* WRITTEN REQUEST: Repeat what the lines below say, word for word, and skip every image.

***** SOURCE DATA

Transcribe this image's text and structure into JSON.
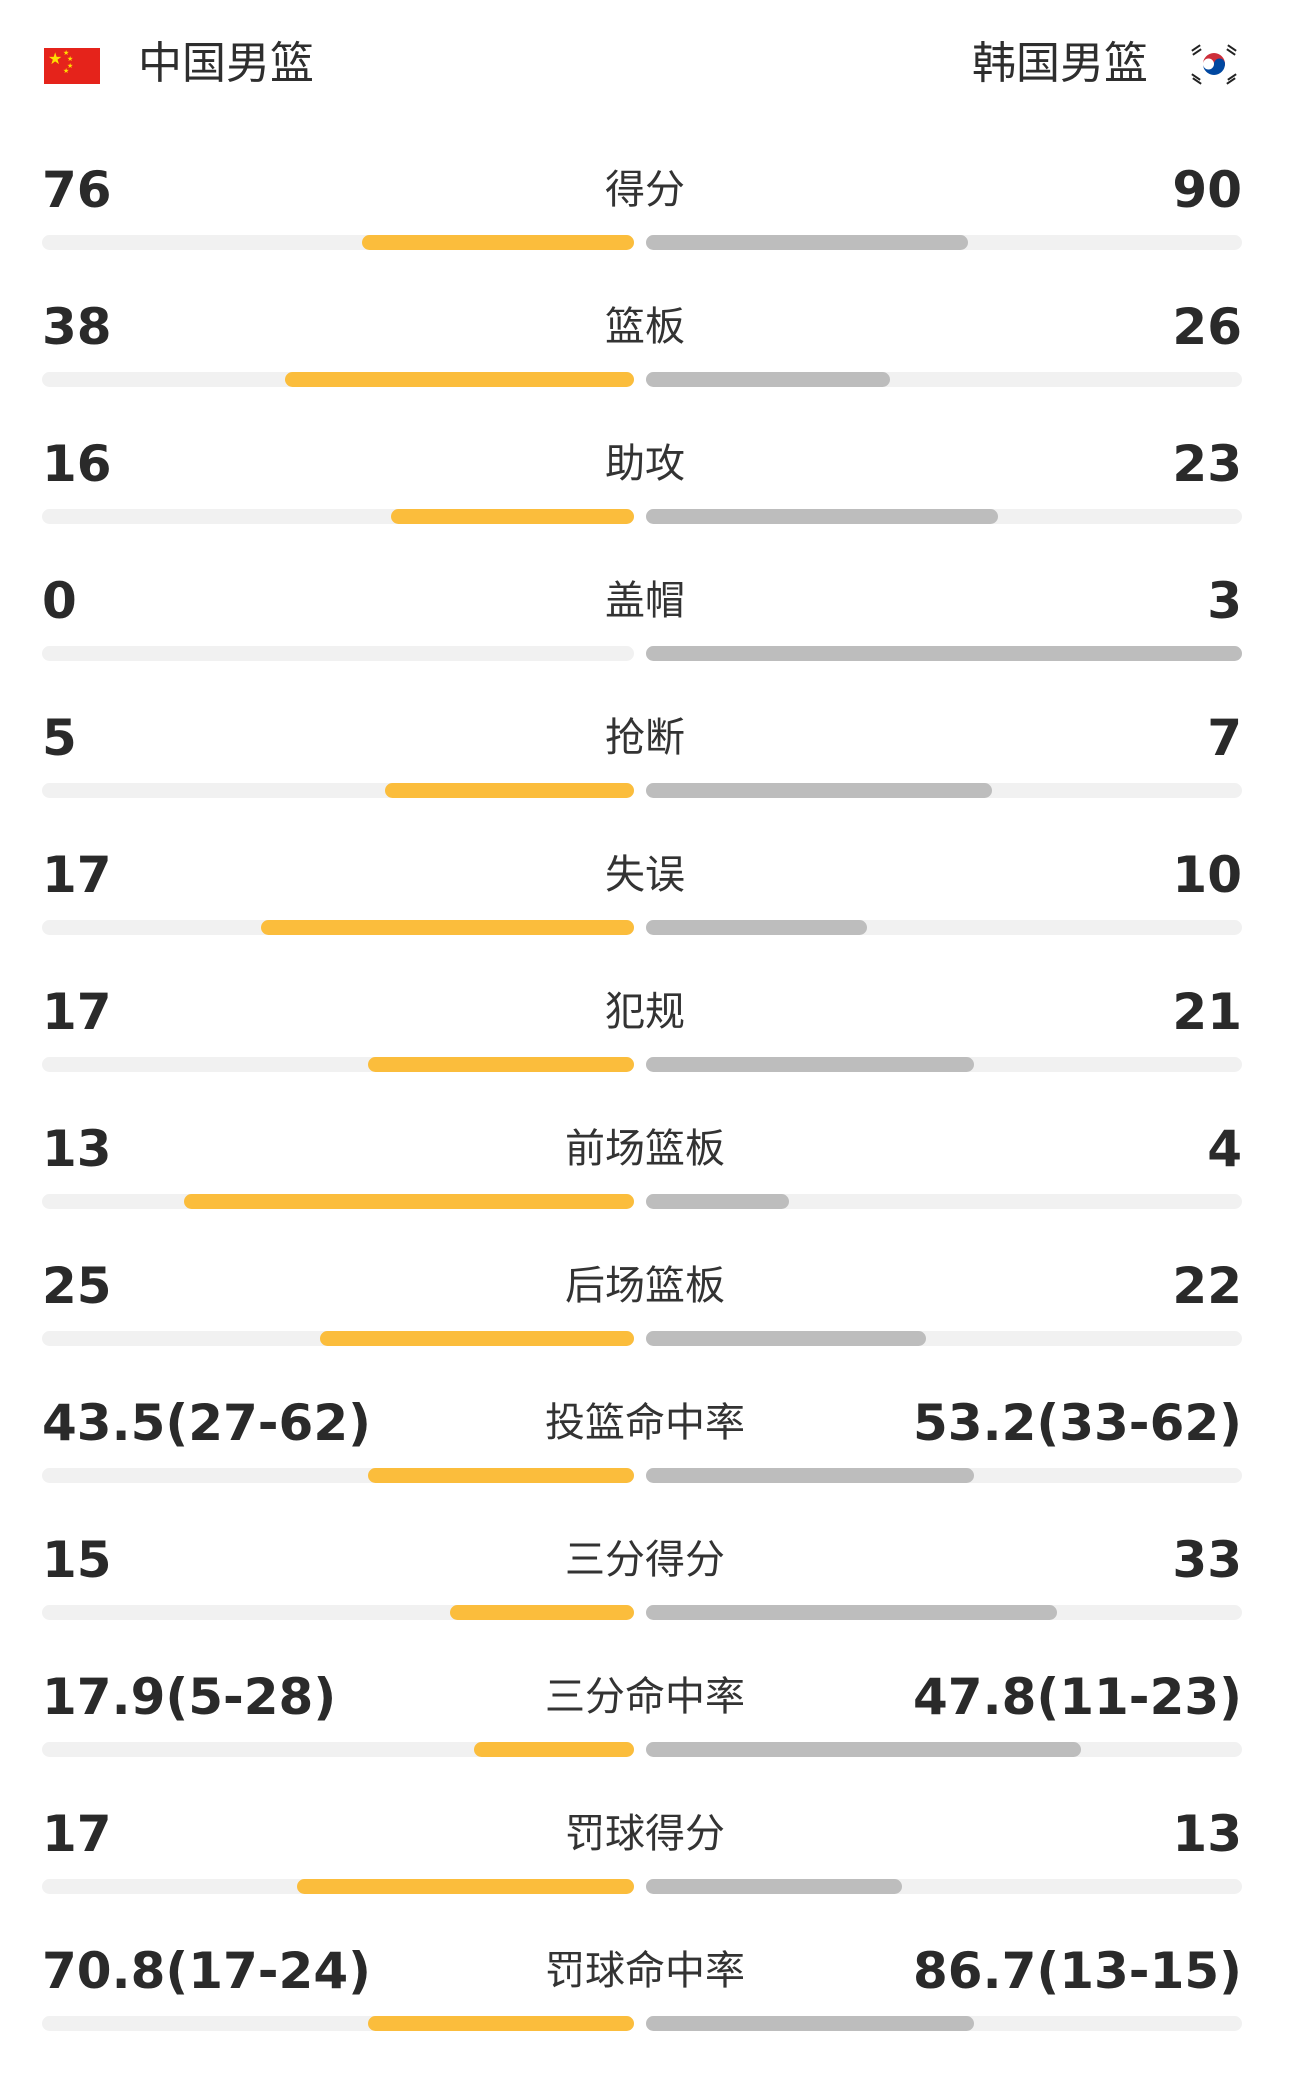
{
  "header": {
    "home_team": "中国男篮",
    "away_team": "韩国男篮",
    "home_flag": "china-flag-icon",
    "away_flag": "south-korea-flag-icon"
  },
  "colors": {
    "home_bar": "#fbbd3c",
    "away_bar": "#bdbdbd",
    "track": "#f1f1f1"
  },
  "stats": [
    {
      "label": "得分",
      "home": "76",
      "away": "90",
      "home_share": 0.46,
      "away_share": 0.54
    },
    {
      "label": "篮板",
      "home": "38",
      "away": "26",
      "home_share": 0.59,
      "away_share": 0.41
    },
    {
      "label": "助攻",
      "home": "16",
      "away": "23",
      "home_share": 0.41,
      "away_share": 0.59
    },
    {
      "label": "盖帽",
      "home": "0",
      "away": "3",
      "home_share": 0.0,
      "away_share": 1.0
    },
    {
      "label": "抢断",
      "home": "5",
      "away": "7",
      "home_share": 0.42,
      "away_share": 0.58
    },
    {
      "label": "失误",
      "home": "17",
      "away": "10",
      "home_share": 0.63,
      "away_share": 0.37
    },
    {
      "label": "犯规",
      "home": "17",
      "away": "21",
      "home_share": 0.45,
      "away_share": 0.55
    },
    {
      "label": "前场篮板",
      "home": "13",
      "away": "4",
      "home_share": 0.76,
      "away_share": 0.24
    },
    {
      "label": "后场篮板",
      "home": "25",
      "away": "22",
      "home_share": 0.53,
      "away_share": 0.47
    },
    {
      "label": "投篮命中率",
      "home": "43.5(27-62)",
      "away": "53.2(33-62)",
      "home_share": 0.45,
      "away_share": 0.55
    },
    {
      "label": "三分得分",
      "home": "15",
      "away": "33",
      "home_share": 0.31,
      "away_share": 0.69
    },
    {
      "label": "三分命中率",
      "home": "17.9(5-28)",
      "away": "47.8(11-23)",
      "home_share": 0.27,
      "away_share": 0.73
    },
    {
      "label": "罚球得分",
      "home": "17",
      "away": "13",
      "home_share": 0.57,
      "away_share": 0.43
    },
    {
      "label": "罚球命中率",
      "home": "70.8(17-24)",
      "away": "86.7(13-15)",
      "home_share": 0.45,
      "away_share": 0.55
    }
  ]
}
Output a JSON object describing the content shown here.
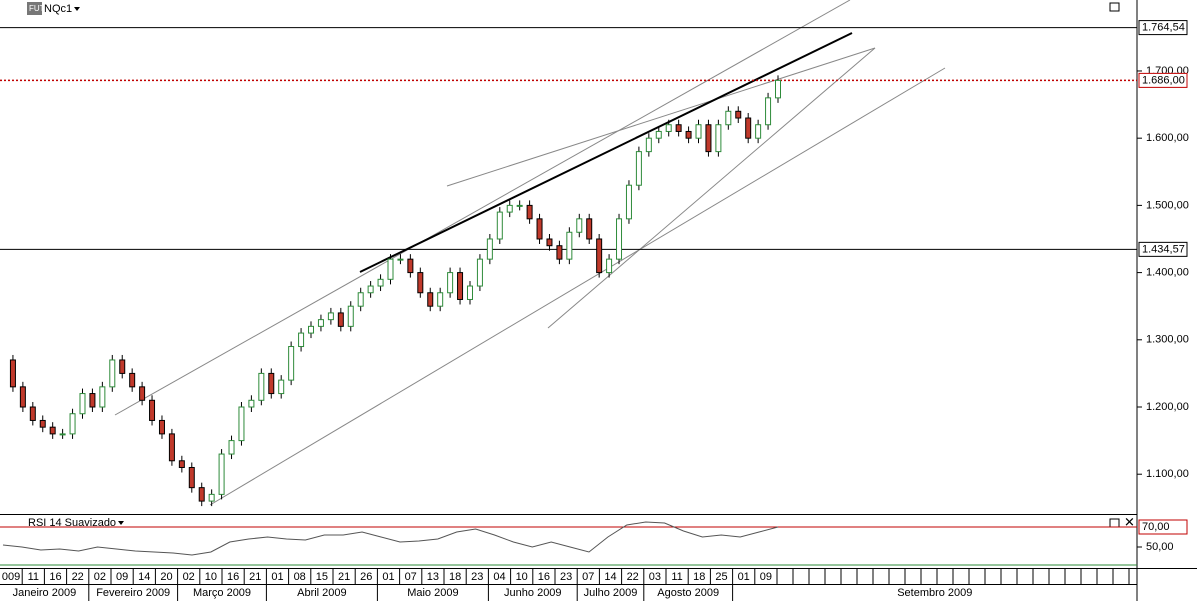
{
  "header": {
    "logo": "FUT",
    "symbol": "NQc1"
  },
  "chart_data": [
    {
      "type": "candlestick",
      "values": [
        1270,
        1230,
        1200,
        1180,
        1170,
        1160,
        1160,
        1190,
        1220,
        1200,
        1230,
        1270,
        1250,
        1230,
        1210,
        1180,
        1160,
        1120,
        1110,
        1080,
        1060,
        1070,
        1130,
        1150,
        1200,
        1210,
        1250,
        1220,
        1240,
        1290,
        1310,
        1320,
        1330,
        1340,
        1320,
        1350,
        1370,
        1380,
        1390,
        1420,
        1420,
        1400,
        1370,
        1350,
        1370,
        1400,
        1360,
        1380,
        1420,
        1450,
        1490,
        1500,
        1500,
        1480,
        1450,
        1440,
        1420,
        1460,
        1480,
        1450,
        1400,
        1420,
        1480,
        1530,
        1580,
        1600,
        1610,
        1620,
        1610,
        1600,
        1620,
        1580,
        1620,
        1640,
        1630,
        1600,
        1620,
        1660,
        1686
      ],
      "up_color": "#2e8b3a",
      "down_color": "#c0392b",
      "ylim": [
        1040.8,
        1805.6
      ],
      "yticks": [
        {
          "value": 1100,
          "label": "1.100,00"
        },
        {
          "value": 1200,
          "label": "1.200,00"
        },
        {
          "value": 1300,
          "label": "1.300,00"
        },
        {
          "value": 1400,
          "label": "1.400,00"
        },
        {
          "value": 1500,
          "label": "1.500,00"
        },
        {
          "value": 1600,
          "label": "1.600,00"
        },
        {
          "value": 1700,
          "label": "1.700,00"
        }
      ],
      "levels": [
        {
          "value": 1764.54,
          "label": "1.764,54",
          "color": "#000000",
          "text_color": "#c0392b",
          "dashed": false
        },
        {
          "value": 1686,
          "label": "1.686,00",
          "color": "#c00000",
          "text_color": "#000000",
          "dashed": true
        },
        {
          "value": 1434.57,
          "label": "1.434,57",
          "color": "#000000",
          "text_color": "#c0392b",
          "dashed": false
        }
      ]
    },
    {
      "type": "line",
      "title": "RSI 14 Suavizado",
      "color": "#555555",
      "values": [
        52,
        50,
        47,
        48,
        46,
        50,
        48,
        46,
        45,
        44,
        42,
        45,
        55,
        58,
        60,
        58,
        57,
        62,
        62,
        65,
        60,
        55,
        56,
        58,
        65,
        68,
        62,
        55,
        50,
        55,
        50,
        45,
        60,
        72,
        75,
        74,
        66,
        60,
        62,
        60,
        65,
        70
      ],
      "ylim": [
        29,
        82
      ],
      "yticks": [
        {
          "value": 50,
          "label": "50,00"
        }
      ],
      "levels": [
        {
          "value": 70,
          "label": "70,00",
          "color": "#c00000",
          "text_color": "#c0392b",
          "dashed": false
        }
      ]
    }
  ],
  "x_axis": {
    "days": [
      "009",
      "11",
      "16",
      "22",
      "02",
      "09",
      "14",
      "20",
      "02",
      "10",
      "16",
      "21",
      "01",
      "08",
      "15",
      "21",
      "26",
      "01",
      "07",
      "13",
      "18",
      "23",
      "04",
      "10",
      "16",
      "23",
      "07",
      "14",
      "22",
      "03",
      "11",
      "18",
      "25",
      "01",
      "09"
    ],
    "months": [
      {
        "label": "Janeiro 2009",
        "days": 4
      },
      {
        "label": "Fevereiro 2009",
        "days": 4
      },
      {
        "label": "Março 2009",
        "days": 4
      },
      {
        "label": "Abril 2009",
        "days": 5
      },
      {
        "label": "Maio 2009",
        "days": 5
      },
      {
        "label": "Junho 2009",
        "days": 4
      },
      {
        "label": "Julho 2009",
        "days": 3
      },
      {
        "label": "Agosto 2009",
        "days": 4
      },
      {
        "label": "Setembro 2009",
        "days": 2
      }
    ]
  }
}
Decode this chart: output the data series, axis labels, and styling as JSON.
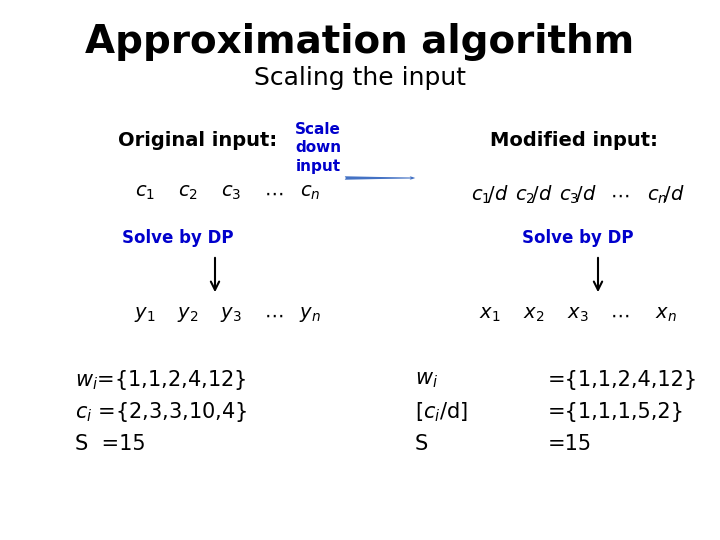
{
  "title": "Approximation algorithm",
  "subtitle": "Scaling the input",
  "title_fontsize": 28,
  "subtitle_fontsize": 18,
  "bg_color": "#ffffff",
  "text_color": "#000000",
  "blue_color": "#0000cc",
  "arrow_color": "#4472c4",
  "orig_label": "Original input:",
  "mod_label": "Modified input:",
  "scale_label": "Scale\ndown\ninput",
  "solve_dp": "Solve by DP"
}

**********

* FULL ANSWER:
Transcribe this image's text and structure into JSON.
{
  "header": {
    "home_team": "中国男篮",
    "away_team": "韩国男篮",
    "home_flag": "china-flag-icon",
    "away_flag": "south-korea-flag-icon"
  },
  "colors": {
    "home_bar": "#fbbd3c",
    "away_bar": "#bdbdbd",
    "track": "#f1f1f1"
  },
  "stats": [
    {
      "label": "得分",
      "home": "76",
      "away": "90",
      "home_share": 0.46,
      "away_share": 0.54
    },
    {
      "label": "篮板",
      "home": "38",
      "away": "26",
      "home_share": 0.59,
      "away_share": 0.41
    },
    {
      "label": "助攻",
      "home": "16",
      "away": "23",
      "home_share": 0.41,
      "away_share": 0.59
    },
    {
      "label": "盖帽",
      "home": "0",
      "away": "3",
      "home_share": 0.0,
      "away_share": 1.0
    },
    {
      "label": "抢断",
      "home": "5",
      "away": "7",
      "home_share": 0.42,
      "away_share": 0.58
    },
    {
      "label": "失误",
      "home": "17",
      "away": "10",
      "home_share": 0.63,
      "away_share": 0.37
    },
    {
      "label": "犯规",
      "home": "17",
      "away": "21",
      "home_share": 0.45,
      "away_share": 0.55
    },
    {
      "label": "前场篮板",
      "home": "13",
      "away": "4",
      "home_share": 0.76,
      "away_share": 0.24
    },
    {
      "label": "后场篮板",
      "home": "25",
      "away": "22",
      "home_share": 0.53,
      "away_share": 0.47
    },
    {
      "label": "投篮命中率",
      "home": "43.5(27-62)",
      "away": "53.2(33-62)",
      "home_share": 0.45,
      "away_share": 0.55
    },
    {
      "label": "三分得分",
      "home": "15",
      "away": "33",
      "home_share": 0.31,
      "away_share": 0.69
    },
    {
      "label": "三分命中率",
      "home": "17.9(5-28)",
      "away": "47.8(11-23)",
      "home_share": 0.27,
      "away_share": 0.73
    },
    {
      "label": "罚球得分",
      "home": "17",
      "away": "13",
      "home_share": 0.57,
      "away_share": 0.43
    },
    {
      "label": "罚球命中率",
      "home": "70.8(17-24)",
      "away": "86.7(13-15)",
      "home_share": 0.45,
      "away_share": 0.55
    }
  ]
}
Output a JSON object describing the content shown here.
{
  "header": {
    "logo": "FUT",
    "symbol": "NQc1"
  },
  "chart_data": [
    {
      "type": "candlestick",
      "values": [
        1270,
        1230,
        1200,
        1180,
        1170,
        1160,
        1160,
        1190,
        1220,
        1200,
        1230,
        1270,
        1250,
        1230,
        1210,
        1180,
        1160,
        1120,
        1110,
        1080,
        1060,
        1070,
        1130,
        1150,
        1200,
        1210,
        1250,
        1220,
        1240,
        1290,
        1310,
        1320,
        1330,
        1340,
        1320,
        1350,
        1370,
        1380,
        1390,
        1420,
        1420,
        1400,
        1370,
        1350,
        1370,
        1400,
        1360,
        1380,
        1420,
        1450,
        1490,
        1500,
        1500,
        1480,
        1450,
        1440,
        1420,
        1460,
        1480,
        1450,
        1400,
        1420,
        1480,
        1530,
        1580,
        1600,
        1610,
        1620,
        1610,
        1600,
        1620,
        1580,
        1620,
        1640,
        1630,
        1600,
        1620,
        1660,
        1686
      ],
      "up_color": "#2e8b3a",
      "down_color": "#c0392b",
      "ylim": [
        1040.8,
        1805.6
      ],
      "yticks": [
        {
          "value": 1100,
          "label": "1.100,00"
        },
        {
          "value": 1200,
          "label": "1.200,00"
        },
        {
          "value": 1300,
          "label": "1.300,00"
        },
        {
          "value": 1400,
          "label": "1.400,00"
        },
        {
          "value": 1500,
          "label": "1.500,00"
        },
        {
          "value": 1600,
          "label": "1.600,00"
        },
        {
          "value": 1700,
          "label": "1.700,00"
        }
      ],
      "levels": [
        {
          "value": 1764.54,
          "label": "1.764,54",
          "color": "#000000",
          "text_color": "#c0392b",
          "dashed": false
        },
        {
          "value": 1686,
          "label": "1.686,00",
          "color": "#c00000",
          "text_color": "#000000",
          "dashed": true
        },
        {
          "value": 1434.57,
          "label": "1.434,57",
          "color": "#000000",
          "text_color": "#c0392b",
          "dashed": false
        }
      ]
    },
    {
      "type": "line",
      "title": "RSI 14 Suavizado",
      "color": "#555555",
      "values": [
        52,
        50,
        47,
        48,
        46,
        50,
        48,
        46,
        45,
        44,
        42,
        45,
        55,
        58,
        60,
        58,
        57,
        62,
        62,
        65,
        60,
        55,
        56,
        58,
        65,
        68,
        62,
        55,
        50,
        55,
        50,
        45,
        60,
        72,
        75,
        74,
        66,
        60,
        62,
        60,
        65,
        70
      ],
      "ylim": [
        29,
        82
      ],
      "yticks": [
        {
          "value": 50,
          "label": "50,00"
        }
      ],
      "levels": [
        {
          "value": 70,
          "label": "70,00",
          "color": "#c00000",
          "text_color": "#c0392b",
          "dashed": false
        }
      ]
    }
  ],
  "x_axis": {
    "days": [
      "009",
      "11",
      "16",
      "22",
      "02",
      "09",
      "14",
      "20",
      "02",
      "10",
      "16",
      "21",
      "01",
      "08",
      "15",
      "21",
      "26",
      "01",
      "07",
      "13",
      "18",
      "23",
      "04",
      "10",
      "16",
      "23",
      "07",
      "14",
      "22",
      "03",
      "11",
      "18",
      "25",
      "01",
      "09"
    ],
    "months": [
      {
        "label": "Janeiro 2009",
        "days": 4
      },
      {
        "label": "Fevereiro 2009",
        "days": 4
      },
      {
        "label": "Março 2009",
        "days": 4
      },
      {
        "label": "Abril 2009",
        "days": 5
      },
      {
        "label": "Maio 2009",
        "days": 5
      },
      {
        "label": "Junho 2009",
        "days": 4
      },
      {
        "label": "Julho 2009",
        "days": 3
      },
      {
        "label": "Agosto 2009",
        "days": 4
      },
      {
        "label": "Setembro 2009",
        "days": 2
      }
    ]
  }
}
Decode this chart: output the data series, axis labels, and styling as JSON.
{
  "title": "Approximation algorithm",
  "subtitle": "Scaling the input",
  "title_fontsize": 28,
  "subtitle_fontsize": 18,
  "bg_color": "#ffffff",
  "text_color": "#000000",
  "blue_color": "#0000cc",
  "arrow_color": "#4472c4",
  "orig_label": "Original input:",
  "mod_label": "Modified input:",
  "scale_label": "Scale\ndown\ninput",
  "solve_dp": "Solve by DP"
}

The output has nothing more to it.